◆ PROVIDED DATA:

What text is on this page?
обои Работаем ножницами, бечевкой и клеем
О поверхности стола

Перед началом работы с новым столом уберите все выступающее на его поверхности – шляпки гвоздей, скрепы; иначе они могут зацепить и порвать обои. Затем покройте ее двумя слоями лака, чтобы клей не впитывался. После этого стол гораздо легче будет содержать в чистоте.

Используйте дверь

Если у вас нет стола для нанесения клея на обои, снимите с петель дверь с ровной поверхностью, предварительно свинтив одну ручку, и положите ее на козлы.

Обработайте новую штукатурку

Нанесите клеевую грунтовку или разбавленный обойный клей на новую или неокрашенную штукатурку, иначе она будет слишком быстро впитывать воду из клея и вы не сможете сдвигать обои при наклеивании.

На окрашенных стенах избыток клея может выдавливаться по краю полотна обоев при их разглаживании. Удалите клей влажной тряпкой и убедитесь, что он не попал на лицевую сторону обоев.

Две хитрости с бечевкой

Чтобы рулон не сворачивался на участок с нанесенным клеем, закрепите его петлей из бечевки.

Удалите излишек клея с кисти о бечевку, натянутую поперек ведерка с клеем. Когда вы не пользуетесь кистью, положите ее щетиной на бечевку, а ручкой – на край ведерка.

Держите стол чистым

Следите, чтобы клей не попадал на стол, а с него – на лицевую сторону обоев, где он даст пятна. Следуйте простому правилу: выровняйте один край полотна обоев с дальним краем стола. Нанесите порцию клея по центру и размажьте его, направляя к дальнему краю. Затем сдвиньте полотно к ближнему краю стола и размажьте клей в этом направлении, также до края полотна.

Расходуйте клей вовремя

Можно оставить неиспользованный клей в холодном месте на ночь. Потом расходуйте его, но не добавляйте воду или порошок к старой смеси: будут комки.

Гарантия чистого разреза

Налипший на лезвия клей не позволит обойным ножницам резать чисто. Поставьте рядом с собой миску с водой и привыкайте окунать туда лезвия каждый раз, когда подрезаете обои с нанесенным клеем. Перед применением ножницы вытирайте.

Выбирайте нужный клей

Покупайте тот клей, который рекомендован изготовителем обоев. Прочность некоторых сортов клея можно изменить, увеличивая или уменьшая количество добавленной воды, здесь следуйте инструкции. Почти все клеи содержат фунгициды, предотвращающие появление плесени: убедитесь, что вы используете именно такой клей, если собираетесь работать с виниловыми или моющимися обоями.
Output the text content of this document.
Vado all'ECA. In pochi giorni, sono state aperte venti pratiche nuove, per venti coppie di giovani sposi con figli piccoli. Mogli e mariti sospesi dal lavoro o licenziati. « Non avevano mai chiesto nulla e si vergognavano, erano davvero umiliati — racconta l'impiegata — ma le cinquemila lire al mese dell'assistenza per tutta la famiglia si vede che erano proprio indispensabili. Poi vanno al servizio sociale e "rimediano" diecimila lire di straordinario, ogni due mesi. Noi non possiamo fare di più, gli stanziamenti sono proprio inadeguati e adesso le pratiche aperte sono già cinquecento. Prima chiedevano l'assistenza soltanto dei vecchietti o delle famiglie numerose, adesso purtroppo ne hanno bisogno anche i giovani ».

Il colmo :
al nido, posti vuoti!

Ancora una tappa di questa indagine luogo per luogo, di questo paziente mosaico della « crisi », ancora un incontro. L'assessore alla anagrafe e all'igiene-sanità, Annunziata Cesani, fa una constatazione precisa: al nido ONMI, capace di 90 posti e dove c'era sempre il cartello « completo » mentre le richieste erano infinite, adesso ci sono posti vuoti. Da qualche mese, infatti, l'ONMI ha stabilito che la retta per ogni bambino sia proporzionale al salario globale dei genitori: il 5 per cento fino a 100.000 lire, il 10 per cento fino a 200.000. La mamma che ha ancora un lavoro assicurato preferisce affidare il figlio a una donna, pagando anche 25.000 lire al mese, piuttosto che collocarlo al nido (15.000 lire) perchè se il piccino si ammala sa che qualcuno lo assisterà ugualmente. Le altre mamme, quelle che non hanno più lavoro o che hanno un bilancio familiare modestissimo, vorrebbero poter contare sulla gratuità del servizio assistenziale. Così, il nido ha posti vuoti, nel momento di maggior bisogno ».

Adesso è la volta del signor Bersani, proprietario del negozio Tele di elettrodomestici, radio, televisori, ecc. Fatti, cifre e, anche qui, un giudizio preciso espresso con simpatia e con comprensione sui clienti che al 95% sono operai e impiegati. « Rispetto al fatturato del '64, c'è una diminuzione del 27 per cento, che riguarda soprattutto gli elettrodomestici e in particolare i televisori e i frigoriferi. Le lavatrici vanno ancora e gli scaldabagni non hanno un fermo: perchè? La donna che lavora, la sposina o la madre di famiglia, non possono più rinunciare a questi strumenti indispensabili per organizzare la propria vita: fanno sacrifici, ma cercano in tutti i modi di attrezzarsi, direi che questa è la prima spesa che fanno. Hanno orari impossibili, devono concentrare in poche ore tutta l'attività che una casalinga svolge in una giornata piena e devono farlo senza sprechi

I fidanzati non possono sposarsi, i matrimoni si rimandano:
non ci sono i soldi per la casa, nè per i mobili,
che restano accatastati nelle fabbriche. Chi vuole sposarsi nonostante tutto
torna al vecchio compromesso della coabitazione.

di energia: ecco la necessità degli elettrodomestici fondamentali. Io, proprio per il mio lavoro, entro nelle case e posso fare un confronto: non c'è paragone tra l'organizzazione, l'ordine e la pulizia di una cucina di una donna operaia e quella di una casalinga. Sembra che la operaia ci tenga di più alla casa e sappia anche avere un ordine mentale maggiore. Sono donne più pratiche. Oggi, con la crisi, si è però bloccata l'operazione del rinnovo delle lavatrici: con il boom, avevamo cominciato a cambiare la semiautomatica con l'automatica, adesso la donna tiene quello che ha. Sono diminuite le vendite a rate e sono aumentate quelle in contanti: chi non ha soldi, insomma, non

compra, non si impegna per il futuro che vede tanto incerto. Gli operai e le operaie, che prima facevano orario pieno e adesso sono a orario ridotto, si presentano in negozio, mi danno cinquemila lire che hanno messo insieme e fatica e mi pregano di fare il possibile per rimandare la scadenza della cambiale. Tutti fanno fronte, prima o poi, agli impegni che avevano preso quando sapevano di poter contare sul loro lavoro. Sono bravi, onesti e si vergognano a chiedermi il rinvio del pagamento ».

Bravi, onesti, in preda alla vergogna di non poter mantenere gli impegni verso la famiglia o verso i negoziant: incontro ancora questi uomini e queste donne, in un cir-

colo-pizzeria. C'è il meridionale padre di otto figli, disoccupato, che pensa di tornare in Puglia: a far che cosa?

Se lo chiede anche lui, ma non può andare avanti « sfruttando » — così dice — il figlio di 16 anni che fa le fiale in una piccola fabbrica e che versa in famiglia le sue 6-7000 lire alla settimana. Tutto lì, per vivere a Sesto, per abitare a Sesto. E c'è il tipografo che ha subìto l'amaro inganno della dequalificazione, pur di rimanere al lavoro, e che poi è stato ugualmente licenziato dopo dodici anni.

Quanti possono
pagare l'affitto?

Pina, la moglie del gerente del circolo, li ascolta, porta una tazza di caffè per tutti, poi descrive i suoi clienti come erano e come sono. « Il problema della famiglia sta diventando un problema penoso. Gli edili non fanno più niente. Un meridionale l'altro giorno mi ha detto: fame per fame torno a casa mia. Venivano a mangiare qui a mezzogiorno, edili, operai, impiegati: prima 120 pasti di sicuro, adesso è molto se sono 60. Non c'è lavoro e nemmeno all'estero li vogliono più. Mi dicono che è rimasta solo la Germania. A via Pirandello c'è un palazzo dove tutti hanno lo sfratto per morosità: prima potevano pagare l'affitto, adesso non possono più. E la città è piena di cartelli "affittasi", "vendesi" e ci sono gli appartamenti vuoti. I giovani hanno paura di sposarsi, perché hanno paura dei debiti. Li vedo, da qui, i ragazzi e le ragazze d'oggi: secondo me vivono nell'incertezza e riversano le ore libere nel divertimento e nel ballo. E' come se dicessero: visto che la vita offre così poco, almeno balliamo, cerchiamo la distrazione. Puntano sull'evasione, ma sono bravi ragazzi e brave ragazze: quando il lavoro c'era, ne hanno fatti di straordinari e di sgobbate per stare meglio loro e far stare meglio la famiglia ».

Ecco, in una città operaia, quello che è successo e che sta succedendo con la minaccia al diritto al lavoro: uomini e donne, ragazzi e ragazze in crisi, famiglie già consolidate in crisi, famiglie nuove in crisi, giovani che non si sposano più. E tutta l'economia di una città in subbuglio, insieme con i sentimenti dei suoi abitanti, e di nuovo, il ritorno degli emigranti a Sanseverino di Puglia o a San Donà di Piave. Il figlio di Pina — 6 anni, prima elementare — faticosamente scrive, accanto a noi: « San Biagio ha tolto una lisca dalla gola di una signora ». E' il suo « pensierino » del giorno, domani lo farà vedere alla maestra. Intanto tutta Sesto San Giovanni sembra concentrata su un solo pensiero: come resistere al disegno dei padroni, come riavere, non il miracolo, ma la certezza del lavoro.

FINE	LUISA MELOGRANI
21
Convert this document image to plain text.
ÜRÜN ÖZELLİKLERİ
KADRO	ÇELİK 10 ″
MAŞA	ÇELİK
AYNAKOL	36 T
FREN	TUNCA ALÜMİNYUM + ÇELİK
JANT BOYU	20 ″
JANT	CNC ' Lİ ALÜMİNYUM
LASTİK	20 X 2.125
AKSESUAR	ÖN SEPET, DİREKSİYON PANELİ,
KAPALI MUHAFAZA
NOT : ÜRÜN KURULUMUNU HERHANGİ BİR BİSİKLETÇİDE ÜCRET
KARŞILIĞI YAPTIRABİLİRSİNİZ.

◆ DESCRIPTION OF THE TASK: Retype, exactly and only, the lines running from the one with "Convert this document image to plain text." through the final line of the listing above.

◆ ANSWER:
Convert this document image to plain text.
ÜRÜN ÖZELLİKLERİ
KADRO	ÇELİK 10 ″
MAŞA	ÇELİK
AYNAKOL	36 T
FREN	TUNCA ALÜMİNYUM + ÇELİK
JANT BOYU	20 ″
JANT	CNC ' Lİ ALÜMİNYUM
LASTİK	20 X 2.125
AKSESUAR	ÖN SEPET, DİREKSİYON PANELİ,
KAPALI MUHAFAZA
NOT : ÜRÜN KURULUMUNU HERHANGİ BİR BİSİKLETÇİDE ÜCRET
KARŞILIĞI YAPTIRABİLİRSİNİZ.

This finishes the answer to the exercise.